### STATED TASK
List all lines in the material below that contain "JSON".

### TASK INPUT
________

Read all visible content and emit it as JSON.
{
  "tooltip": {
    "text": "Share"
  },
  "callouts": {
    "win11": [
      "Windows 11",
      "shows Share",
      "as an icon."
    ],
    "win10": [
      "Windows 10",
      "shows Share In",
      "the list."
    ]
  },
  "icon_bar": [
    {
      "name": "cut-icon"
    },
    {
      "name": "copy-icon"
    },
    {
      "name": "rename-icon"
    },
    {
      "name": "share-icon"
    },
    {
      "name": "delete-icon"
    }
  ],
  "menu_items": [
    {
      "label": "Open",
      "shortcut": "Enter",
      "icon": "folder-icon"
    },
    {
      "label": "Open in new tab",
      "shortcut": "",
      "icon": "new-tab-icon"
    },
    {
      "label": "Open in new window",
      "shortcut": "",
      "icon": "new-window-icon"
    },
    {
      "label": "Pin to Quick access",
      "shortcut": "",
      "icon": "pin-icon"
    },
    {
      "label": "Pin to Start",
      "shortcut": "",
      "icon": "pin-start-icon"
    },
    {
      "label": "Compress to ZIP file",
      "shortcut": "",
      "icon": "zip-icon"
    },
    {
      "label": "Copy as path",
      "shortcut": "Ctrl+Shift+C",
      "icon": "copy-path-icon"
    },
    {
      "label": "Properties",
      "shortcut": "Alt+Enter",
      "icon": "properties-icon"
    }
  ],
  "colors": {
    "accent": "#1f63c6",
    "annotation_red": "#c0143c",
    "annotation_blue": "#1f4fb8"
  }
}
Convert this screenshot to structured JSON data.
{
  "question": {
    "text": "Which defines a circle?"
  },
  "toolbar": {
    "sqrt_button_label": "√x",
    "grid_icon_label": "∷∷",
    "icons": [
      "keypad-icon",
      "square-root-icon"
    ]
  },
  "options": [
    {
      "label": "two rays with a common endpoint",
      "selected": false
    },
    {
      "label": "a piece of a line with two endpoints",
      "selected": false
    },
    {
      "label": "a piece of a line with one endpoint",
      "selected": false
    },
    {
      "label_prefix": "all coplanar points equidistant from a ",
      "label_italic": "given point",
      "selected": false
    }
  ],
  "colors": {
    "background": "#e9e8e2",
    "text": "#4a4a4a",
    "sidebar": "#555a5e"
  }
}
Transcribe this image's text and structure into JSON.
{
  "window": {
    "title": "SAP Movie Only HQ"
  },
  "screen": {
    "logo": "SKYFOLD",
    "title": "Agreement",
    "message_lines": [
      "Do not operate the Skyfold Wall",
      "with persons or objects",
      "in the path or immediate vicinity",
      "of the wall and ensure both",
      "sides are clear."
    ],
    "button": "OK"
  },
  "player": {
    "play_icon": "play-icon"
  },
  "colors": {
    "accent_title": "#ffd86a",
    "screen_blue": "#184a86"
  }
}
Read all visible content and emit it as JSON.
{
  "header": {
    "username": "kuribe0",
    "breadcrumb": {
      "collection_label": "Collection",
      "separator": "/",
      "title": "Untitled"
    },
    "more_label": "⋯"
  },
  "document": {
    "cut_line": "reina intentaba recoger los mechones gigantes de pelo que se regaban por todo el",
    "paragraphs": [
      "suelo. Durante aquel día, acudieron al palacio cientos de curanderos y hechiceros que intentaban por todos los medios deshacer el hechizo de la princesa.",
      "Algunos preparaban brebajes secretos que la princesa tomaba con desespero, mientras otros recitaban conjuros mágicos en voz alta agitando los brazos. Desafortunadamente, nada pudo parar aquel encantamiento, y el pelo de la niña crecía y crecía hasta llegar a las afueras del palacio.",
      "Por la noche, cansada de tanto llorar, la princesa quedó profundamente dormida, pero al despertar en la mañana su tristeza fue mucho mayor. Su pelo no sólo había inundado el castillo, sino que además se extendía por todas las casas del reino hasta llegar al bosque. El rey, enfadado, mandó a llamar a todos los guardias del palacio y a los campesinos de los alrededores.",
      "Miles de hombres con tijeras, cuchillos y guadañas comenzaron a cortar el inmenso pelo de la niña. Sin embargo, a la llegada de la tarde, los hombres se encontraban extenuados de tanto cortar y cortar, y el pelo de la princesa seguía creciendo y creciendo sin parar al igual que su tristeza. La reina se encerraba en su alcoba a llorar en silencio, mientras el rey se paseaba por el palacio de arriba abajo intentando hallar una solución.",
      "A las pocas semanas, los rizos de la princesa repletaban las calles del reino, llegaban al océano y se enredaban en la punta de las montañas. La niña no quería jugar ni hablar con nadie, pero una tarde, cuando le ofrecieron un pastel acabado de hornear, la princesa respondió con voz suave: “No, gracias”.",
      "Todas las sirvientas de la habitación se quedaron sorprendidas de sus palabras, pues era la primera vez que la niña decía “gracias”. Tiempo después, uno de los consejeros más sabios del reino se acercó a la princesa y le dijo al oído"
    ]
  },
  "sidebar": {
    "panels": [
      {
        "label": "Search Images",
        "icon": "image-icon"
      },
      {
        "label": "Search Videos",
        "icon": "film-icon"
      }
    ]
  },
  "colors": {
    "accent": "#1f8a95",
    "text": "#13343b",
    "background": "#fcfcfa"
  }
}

________

### SOLUTION TO THE EXERCISE
Read all visible content and emit it as JSON.
Convert this screenshot to structured JSON data.
Transcribe this image's text and structure into JSON.
Read all visible content and emit it as JSON.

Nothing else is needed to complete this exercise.